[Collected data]
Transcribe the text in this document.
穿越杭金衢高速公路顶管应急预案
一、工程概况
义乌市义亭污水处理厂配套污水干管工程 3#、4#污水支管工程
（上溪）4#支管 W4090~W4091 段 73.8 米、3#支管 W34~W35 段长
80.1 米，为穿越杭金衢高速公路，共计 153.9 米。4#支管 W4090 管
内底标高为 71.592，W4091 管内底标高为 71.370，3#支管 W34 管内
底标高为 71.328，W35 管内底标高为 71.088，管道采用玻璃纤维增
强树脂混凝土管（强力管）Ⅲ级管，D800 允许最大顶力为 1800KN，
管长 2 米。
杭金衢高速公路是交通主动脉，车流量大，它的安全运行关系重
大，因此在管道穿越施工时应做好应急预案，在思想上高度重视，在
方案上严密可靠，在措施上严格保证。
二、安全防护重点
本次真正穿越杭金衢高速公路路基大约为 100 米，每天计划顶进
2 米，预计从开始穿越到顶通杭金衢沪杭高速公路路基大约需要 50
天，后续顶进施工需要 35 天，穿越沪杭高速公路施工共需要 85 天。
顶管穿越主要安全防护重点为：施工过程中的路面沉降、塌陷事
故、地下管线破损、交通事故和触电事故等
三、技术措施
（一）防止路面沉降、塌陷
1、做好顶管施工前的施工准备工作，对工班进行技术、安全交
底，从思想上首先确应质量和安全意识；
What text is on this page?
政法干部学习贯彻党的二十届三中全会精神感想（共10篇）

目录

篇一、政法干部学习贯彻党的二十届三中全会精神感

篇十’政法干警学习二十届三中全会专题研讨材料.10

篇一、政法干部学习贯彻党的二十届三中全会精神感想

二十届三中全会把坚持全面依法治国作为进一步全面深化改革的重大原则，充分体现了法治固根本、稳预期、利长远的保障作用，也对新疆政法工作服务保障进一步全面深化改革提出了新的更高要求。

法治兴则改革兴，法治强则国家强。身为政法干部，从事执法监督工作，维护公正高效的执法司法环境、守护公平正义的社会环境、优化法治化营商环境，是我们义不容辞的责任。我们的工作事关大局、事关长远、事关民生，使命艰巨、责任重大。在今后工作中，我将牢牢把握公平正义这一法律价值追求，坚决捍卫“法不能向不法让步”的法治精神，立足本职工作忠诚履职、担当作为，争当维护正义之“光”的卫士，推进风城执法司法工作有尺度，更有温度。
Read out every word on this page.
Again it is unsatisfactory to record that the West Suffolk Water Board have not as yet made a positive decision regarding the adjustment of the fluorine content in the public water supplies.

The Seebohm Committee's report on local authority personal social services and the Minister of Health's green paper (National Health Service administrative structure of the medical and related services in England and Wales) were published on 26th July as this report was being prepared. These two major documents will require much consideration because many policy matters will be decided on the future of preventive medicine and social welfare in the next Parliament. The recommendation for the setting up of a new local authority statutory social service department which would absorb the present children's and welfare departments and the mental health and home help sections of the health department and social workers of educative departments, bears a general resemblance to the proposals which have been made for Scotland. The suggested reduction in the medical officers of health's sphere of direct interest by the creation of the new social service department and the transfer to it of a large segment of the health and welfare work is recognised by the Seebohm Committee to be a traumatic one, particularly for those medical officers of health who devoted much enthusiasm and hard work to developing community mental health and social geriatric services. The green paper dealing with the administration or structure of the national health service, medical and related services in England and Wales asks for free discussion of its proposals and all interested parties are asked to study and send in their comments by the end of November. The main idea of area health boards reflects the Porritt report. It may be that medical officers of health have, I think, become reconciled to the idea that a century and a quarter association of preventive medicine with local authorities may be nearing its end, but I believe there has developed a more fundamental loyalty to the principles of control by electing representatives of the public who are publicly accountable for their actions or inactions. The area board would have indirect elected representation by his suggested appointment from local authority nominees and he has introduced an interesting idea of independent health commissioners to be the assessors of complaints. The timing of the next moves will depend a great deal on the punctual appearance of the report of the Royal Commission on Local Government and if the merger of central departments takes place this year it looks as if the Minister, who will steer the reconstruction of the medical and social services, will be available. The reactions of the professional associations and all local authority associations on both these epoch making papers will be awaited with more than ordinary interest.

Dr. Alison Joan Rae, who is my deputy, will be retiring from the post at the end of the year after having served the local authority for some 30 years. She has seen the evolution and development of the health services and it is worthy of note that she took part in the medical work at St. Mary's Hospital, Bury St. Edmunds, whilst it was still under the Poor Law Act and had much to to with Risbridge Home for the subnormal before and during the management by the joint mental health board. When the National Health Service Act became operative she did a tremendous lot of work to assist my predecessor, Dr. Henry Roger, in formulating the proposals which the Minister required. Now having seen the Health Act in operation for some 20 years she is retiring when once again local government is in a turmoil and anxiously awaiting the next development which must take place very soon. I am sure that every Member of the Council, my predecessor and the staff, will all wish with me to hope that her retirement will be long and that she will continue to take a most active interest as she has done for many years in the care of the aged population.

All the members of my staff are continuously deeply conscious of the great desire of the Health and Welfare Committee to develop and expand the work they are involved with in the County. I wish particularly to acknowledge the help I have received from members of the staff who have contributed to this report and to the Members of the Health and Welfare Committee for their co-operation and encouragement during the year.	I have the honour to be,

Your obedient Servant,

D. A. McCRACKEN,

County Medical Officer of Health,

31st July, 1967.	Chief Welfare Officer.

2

## TASK DIRECTIONS
Transcribe every line of the data, exactly as it stands.

## OUTPUT
Transcribe the text in this document.
穿越杭金衢高速公路顶管应急预案
一、工程概况
义乌市义亭污水处理厂配套污水干管工程 3#、4#污水支管工程
（上溪）4#支管 W4090~W4091 段 73.8 米、3#支管 W34~W35 段长
80.1 米，为穿越杭金衢高速公路，共计 153.9 米。4#支管 W4090 管
内底标高为 71.592，W4091 管内底标高为 71.370，3#支管 W34 管内
底标高为 71.328，W35 管内底标高为 71.088，管道采用玻璃纤维增
强树脂混凝土管（强力管）Ⅲ级管，D800 允许最大顶力为 1800KN，
管长 2 米。
杭金衢高速公路是交通主动脉，车流量大，它的安全运行关系重
大，因此在管道穿越施工时应做好应急预案，在思想上高度重视，在
方案上严密可靠，在措施上严格保证。
二、安全防护重点
本次真正穿越杭金衢高速公路路基大约为 100 米，每天计划顶进
2 米，预计从开始穿越到顶通杭金衢沪杭高速公路路基大约需要 50
天，后续顶进施工需要 35 天，穿越沪杭高速公路施工共需要 85 天。
顶管穿越主要安全防护重点为：施工过程中的路面沉降、塌陷事
故、地下管线破损、交通事故和触电事故等
三、技术措施
（一）防止路面沉降、塌陷
1、做好顶管施工前的施工准备工作，对工班进行技术、安全交
底，从思想上首先确应质量和安全意识；
What text is on this page?
政法干部学习贯彻党的二十届三中全会精神感想（共10篇）

目录

篇一、政法干部学习贯彻党的二十届三中全会精神感

篇十’政法干警学习二十届三中全会专题研讨材料.10

篇一、政法干部学习贯彻党的二十届三中全会精神感想

二十届三中全会把坚持全面依法治国作为进一步全面深化改革的重大原则，充分体现了法治固根本、稳预期、利长远的保障作用，也对新疆政法工作服务保障进一步全面深化改革提出了新的更高要求。

法治兴则改革兴，法治强则国家强。身为政法干部，从事执法监督工作，维护公正高效的执法司法环境、守护公平正义的社会环境、优化法治化营商环境，是我们义不容辞的责任。我们的工作事关大局、事关长远、事关民生，使命艰巨、责任重大。在今后工作中，我将牢牢把握公平正义这一法律价值追求，坚决捍卫“法不能向不法让步”的法治精神，立足本职工作忠诚履职、担当作为，争当维护正义之“光”的卫士，推进风城执法司法工作有尺度，更有温度。
Read out every word on this page.
Again it is unsatisfactory to record that the West Suffolk Water Board have not as yet made a positive decision regarding the adjustment of the fluorine content in the public water supplies.

The Seebohm Committee's report on local authority personal social services and the Minister of Health's green paper (National Health Service administrative structure of the medical and related services in England and Wales) were published on 26th July as this report was being prepared. These two major documents will require much consideration because many policy matters will be decided on the future of preventive medicine and social welfare in the next Parliament. The recommendation for the setting up of a new local authority statutory social service department which would absorb the present children's and welfare departments and the mental health and home help sections of the health department and social workers of educative departments, bears a general resemblance to the proposals which have been made for Scotland. The suggested reduction in the medical officers of health's sphere of direct interest by the creation of the new social service department and the transfer to it of a large segment of the health and welfare work is recognised by the Seebohm Committee to be a traumatic one, particularly for those medical officers of health who devoted much enthusiasm and hard work to developing community mental health and social geriatric services. The green paper dealing with the administration or structure of the national health service, medical and related services in England and Wales asks for free discussion of its proposals and all interested parties are asked to study and send in their comments by the end of November. The main idea of area health boards reflects the Porritt report. It may be that medical officers of health have, I think, become reconciled to the idea that a century and a quarter association of preventive medicine with local authorities may be nearing its end, but I believe there has developed a more fundamental loyalty to the principles of control by electing representatives of the public who are publicly accountable for their actions or inactions. The area board would have indirect elected representation by his suggested appointment from local authority nominees and he has introduced an interesting idea of independent health commissioners to be the assessors of complaints. The timing of the next moves will depend a great deal on the punctual appearance of the report of the Royal Commission on Local Government and if the merger of central departments takes place this year it looks as if the Minister, who will steer the reconstruction of the medical and social services, will be available. The reactions of the professional associations and all local authority associations on both these epoch making papers will be awaited with more than ordinary interest.

Dr. Alison Joan Rae, who is my deputy, will be retiring from the post at the end of the year after having served the local authority for some 30 years. She has seen the evolution and development of the health services and it is worthy of note that she took part in the medical work at St. Mary's Hospital, Bury St. Edmunds, whilst it was still under the Poor Law Act and had much to to with Risbridge Home for the subnormal before and during the management by the joint mental health board. When the National Health Service Act became operative she did a tremendous lot of work to assist my predecessor, Dr. Henry Roger, in formulating the proposals which the Minister required. Now having seen the Health Act in operation for some 20 years she is retiring when once again local government is in a turmoil and anxiously awaiting the next development which must take place very soon. I am sure that every Member of the Council, my predecessor and the staff, will all wish with me to hope that her retirement will be long and that she will continue to take a most active interest as she has done for many years in the care of the aged population.

All the members of my staff are continuously deeply conscious of the great desire of the Health and Welfare Committee to develop and expand the work they are involved with in the County. I wish particularly to acknowledge the help I have received from members of the staff who have contributed to this report and to the Members of the Health and Welfare Committee for their co-operation and encouragement during the year.	I have the honour to be,

Your obedient Servant,

D. A. McCRACKEN,

County Medical Officer of Health,

31st July, 1967.	Chief Welfare Officer.

2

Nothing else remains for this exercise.